- Job
Look for "выдачи" in the listing below. Gather each line that contains it.

- Extracted information
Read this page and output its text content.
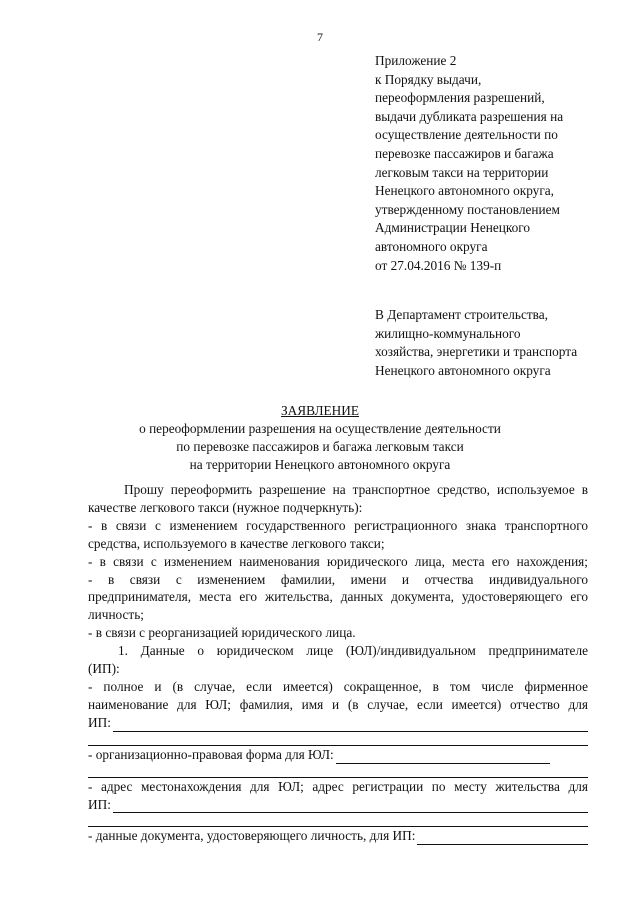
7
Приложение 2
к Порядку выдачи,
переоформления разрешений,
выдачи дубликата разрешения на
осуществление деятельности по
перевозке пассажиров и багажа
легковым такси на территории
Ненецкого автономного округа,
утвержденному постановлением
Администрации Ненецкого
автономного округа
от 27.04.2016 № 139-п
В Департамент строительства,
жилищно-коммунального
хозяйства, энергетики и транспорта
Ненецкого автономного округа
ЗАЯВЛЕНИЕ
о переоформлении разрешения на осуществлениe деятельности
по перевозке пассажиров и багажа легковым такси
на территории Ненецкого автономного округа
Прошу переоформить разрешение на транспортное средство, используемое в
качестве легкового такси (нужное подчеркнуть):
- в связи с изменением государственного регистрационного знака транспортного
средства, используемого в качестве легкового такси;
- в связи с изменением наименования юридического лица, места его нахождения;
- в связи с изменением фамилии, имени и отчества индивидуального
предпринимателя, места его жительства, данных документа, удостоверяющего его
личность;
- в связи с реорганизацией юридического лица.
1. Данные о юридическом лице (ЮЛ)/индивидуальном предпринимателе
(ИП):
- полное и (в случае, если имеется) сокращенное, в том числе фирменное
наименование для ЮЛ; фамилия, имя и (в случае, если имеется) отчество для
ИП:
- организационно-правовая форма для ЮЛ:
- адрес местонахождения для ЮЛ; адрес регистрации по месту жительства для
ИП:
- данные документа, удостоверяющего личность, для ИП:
--
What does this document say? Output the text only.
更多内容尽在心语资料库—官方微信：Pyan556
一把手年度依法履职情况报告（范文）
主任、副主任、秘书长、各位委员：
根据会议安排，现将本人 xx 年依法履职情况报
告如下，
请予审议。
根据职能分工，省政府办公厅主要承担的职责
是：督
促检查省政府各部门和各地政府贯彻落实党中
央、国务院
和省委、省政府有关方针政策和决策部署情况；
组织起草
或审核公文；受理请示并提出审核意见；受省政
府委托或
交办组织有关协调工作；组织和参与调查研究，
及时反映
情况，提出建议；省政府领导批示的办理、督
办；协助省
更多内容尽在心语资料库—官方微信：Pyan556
--
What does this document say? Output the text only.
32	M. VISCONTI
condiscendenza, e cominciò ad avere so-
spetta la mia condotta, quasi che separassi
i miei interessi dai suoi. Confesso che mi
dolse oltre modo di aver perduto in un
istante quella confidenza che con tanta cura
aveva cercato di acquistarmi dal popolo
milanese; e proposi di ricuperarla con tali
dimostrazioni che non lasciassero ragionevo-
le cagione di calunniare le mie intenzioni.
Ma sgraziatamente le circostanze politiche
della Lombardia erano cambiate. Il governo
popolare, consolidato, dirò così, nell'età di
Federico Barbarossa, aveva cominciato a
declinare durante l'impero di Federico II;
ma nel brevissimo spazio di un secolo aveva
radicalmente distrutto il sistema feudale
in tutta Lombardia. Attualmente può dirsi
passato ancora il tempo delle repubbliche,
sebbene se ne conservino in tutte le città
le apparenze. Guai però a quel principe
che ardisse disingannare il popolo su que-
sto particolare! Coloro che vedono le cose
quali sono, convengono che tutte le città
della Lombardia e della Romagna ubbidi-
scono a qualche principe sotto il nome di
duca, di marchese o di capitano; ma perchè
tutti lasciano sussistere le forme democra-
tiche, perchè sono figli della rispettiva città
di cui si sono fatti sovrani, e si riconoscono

- Exercise response
к Порядку выдачи,
выдачи дубликата разрешения на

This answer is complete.